start

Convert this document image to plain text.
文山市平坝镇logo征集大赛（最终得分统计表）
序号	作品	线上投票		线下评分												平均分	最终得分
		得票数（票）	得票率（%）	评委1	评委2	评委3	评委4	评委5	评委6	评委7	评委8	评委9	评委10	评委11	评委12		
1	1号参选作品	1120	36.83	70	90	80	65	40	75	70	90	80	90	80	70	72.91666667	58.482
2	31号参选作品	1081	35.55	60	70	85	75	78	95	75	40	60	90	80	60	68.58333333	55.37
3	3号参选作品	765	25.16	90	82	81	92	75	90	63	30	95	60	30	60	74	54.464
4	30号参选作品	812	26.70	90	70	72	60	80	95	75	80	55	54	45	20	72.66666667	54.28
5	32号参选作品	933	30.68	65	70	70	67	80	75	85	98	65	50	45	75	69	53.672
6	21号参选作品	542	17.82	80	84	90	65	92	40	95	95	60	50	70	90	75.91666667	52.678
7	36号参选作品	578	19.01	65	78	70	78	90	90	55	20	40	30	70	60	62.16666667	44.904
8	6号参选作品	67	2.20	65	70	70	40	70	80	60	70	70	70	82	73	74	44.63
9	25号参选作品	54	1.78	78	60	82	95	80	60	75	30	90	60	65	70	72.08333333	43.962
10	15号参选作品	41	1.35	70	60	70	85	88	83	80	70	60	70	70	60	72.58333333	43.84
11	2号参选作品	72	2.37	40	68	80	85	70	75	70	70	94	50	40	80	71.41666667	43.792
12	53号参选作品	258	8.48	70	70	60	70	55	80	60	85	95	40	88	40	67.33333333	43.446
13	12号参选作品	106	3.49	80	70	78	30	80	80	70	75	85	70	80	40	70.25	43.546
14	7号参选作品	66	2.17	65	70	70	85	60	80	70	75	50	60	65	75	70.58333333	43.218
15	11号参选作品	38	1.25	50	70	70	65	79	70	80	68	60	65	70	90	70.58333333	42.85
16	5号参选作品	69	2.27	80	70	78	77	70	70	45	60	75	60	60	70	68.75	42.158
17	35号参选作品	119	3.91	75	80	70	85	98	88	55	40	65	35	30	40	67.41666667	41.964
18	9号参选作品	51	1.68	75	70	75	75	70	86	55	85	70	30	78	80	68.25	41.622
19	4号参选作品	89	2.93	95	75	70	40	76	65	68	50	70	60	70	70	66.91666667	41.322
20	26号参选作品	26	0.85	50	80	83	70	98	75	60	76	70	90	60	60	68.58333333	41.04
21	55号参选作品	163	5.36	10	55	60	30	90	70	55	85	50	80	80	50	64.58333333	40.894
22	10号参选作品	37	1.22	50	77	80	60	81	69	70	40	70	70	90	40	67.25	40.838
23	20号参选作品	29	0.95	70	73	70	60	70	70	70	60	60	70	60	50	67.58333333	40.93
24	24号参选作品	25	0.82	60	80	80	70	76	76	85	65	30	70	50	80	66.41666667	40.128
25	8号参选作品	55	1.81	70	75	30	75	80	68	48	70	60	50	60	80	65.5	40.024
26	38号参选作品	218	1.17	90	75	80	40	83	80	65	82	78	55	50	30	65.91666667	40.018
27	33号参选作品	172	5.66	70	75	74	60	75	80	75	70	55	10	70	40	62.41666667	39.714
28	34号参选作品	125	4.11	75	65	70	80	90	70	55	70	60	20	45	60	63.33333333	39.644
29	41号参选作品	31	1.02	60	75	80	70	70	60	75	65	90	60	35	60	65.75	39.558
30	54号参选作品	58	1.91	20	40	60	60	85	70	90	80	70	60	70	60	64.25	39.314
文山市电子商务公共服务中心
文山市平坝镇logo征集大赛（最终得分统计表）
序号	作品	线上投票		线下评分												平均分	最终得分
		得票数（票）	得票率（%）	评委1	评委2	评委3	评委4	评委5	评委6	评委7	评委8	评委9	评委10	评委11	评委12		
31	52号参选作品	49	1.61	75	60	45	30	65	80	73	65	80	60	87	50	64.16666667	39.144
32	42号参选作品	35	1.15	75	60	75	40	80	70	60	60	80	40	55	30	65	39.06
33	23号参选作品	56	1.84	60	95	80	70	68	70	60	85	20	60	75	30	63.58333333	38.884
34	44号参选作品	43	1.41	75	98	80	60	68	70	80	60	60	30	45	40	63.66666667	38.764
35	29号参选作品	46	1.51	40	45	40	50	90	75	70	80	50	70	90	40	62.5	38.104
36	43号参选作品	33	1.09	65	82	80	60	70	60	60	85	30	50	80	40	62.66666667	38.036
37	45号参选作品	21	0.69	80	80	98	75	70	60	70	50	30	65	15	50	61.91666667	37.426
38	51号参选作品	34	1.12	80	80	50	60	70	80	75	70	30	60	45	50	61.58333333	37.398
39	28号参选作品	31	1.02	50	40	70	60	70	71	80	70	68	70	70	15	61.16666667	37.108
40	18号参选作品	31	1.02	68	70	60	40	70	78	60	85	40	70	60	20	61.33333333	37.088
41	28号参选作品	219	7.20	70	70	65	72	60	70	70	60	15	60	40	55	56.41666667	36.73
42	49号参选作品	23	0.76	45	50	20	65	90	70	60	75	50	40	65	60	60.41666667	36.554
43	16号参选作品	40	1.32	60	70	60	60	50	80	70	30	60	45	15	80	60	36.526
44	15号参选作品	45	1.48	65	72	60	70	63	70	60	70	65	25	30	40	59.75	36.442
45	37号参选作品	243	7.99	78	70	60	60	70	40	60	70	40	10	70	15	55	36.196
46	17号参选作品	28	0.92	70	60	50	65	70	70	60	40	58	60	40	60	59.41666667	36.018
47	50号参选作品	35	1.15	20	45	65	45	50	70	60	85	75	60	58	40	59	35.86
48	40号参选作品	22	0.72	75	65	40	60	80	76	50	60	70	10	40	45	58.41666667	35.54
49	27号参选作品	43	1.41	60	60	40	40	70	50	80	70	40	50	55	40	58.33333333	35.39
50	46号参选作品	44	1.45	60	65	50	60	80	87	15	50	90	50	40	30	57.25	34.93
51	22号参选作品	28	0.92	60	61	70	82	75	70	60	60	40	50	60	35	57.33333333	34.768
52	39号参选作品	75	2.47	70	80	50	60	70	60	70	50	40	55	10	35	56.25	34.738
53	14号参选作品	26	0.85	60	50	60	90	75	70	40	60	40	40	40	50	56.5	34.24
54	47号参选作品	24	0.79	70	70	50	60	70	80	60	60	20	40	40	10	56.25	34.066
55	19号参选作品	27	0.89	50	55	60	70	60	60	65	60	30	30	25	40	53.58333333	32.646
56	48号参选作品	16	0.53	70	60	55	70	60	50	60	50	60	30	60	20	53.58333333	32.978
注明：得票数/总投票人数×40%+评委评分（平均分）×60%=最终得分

end

Write the data from above out again, exactly.

Convert this document image to plain text.
文山市平坝镇logo征集大赛（最终得分统计表）
序号	作品	线上投票		线下评分												平均分	最终得分
		得票数（票）	得票率（%）	评委1	评委2	评委3	评委4	评委5	评委6	评委7	评委8	评委9	评委10	评委11	评委12		
1	1号参选作品	1120	36.83	70	90	80	65	40	75	70	90	80	90	80	70	72.91666667	58.482
2	31号参选作品	1081	35.55	60	70	85	75	78	95	75	40	60	90	80	60	68.58333333	55.37
3	3号参选作品	765	25.16	90	82	81	92	75	90	63	30	95	60	30	60	74	54.464
4	30号参选作品	812	26.70	90	70	72	60	80	95	75	80	55	54	45	20	72.66666667	54.28
5	32号参选作品	933	30.68	65	70	70	67	80	75	85	98	65	50	45	75	69	53.672
6	21号参选作品	542	17.82	80	84	90	65	92	40	95	95	60	50	70	90	75.91666667	52.678
7	36号参选作品	578	19.01	65	78	70	78	90	90	55	20	40	30	70	60	62.16666667	44.904
8	6号参选作品	67	2.20	65	70	70	40	70	80	60	70	70	70	82	73	74	44.63
9	25号参选作品	54	1.78	78	60	82	95	80	60	75	30	90	60	65	70	72.08333333	43.962
10	15号参选作品	41	1.35	70	60	70	85	88	83	80	70	60	70	70	60	72.58333333	43.84
11	2号参选作品	72	2.37	40	68	80	85	70	75	70	70	94	50	40	80	71.41666667	43.792
12	53号参选作品	258	8.48	70	70	60	70	55	80	60	85	95	40	88	40	67.33333333	43.446
13	12号参选作品	106	3.49	80	70	78	30	80	80	70	75	85	70	80	40	70.25	43.546
14	7号参选作品	66	2.17	65	70	70	85	60	80	70	75	50	60	65	75	70.58333333	43.218
15	11号参选作品	38	1.25	50	70	70	65	79	70	80	68	60	65	70	90	70.58333333	42.85
16	5号参选作品	69	2.27	80	70	78	77	70	70	45	60	75	60	60	70	68.75	42.158
17	35号参选作品	119	3.91	75	80	70	85	98	88	55	40	65	35	30	40	67.41666667	41.964
18	9号参选作品	51	1.68	75	70	75	75	70	86	55	85	70	30	78	80	68.25	41.622
19	4号参选作品	89	2.93	95	75	70	40	76	65	68	50	70	60	70	70	66.91666667	41.322
20	26号参选作品	26	0.85	50	80	83	70	98	75	60	76	70	90	60	60	68.58333333	41.04
21	55号参选作品	163	5.36	10	55	60	30	90	70	55	85	50	80	80	50	64.58333333	40.894
22	10号参选作品	37	1.22	50	77	80	60	81	69	70	40	70	70	90	40	67.25	40.838
23	20号参选作品	29	0.95	70	73	70	60	70	70	70	60	60	70	60	50	67.58333333	40.93
24	24号参选作品	25	0.82	60	80	80	70	76	76	85	65	30	70	50	80	66.41666667	40.128
25	8号参选作品	55	1.81	70	75	30	75	80	68	48	70	60	50	60	80	65.5	40.024
26	38号参选作品	218	1.17	90	75	80	40	83	80	65	82	78	55	50	30	65.91666667	40.018
27	33号参选作品	172	5.66	70	75	74	60	75	80	75	70	55	10	70	40	62.41666667	39.714
28	34号参选作品	125	4.11	75	65	70	80	90	70	55	70	60	20	45	60	63.33333333	39.644
29	41号参选作品	31	1.02	60	75	80	70	70	60	75	65	90	60	35	60	65.75	39.558
30	54号参选作品	58	1.91	20	40	60	60	85	70	90	80	70	60	70	60	64.25	39.314
文山市电子商务公共服务中心
文山市平坝镇logo征集大赛（最终得分统计表）
序号	作品	线上投票		线下评分												平均分	最终得分
		得票数（票）	得票率（%）	评委1	评委2	评委3	评委4	评委5	评委6	评委7	评委8	评委9	评委10	评委11	评委12		
31	52号参选作品	49	1.61	75	60	45	30	65	80	73	65	80	60	87	50	64.16666667	39.144
32	42号参选作品	35	1.15	75	60	75	40	80	70	60	60	80	40	55	30	65	39.06
33	23号参选作品	56	1.84	60	95	80	70	68	70	60	85	20	60	75	30	63.58333333	38.884
34	44号参选作品	43	1.41	75	98	80	60	68	70	80	60	60	30	45	40	63.66666667	38.764
35	29号参选作品	46	1.51	40	45	40	50	90	75	70	80	50	70	90	40	62.5	38.104
36	43号参选作品	33	1.09	65	82	80	60	70	60	60	85	30	50	80	40	62.66666667	38.036
37	45号参选作品	21	0.69	80	80	98	75	70	60	70	50	30	65	15	50	61.91666667	37.426
38	51号参选作品	34	1.12	80	80	50	60	70	80	75	70	30	60	45	50	61.58333333	37.398
39	28号参选作品	31	1.02	50	40	70	60	70	71	80	70	68	70	70	15	61.16666667	37.108
40	18号参选作品	31	1.02	68	70	60	40	70	78	60	85	40	70	60	20	61.33333333	37.088
41	28号参选作品	219	7.20	70	70	65	72	60	70	70	60	15	60	40	55	56.41666667	36.73
42	49号参选作品	23	0.76	45	50	20	65	90	70	60	75	50	40	65	60	60.41666667	36.554
43	16号参选作品	40	1.32	60	70	60	60	50	80	70	30	60	45	15	80	60	36.526
44	15号参选作品	45	1.48	65	72	60	70	63	70	60	70	65	25	30	40	59.75	36.442
45	37号参选作品	243	7.99	78	70	60	60	70	40	60	70	40	10	70	15	55	36.196
46	17号参选作品	28	0.92	70	60	50	65	70	70	60	40	58	60	40	60	59.41666667	36.018
47	50号参选作品	35	1.15	20	45	65	45	50	70	60	85	75	60	58	40	59	35.86
48	40号参选作品	22	0.72	75	65	40	60	80	76	50	60	70	10	40	45	58.41666667	35.54
49	27号参选作品	43	1.41	60	60	40	40	70	50	80	70	40	50	55	40	58.33333333	35.39
50	46号参选作品	44	1.45	60	65	50	60	80	87	15	50	90	50	40	30	57.25	34.93
51	22号参选作品	28	0.92	60	61	70	82	75	70	60	60	40	50	60	35	57.33333333	34.768
52	39号参选作品	75	2.47	70	80	50	60	70	60	70	50	40	55	10	35	56.25	34.738
53	14号参选作品	26	0.85	60	50	60	90	75	70	40	60	40	40	40	50	56.5	34.24
54	47号参选作品	24	0.79	70	70	50	60	70	80	60	60	20	40	40	10	56.25	34.066
55	19号参选作品	27	0.89	50	55	60	70	60	60	65	60	30	30	25	40	53.58333333	32.646
56	48号参选作品	16	0.53	70	60	55	70	60	50	60	50	60	30	60	20	53.58333333	32.978
注明：得票数/总投票人数×40%+评委评分（平均分）×60%=最终得分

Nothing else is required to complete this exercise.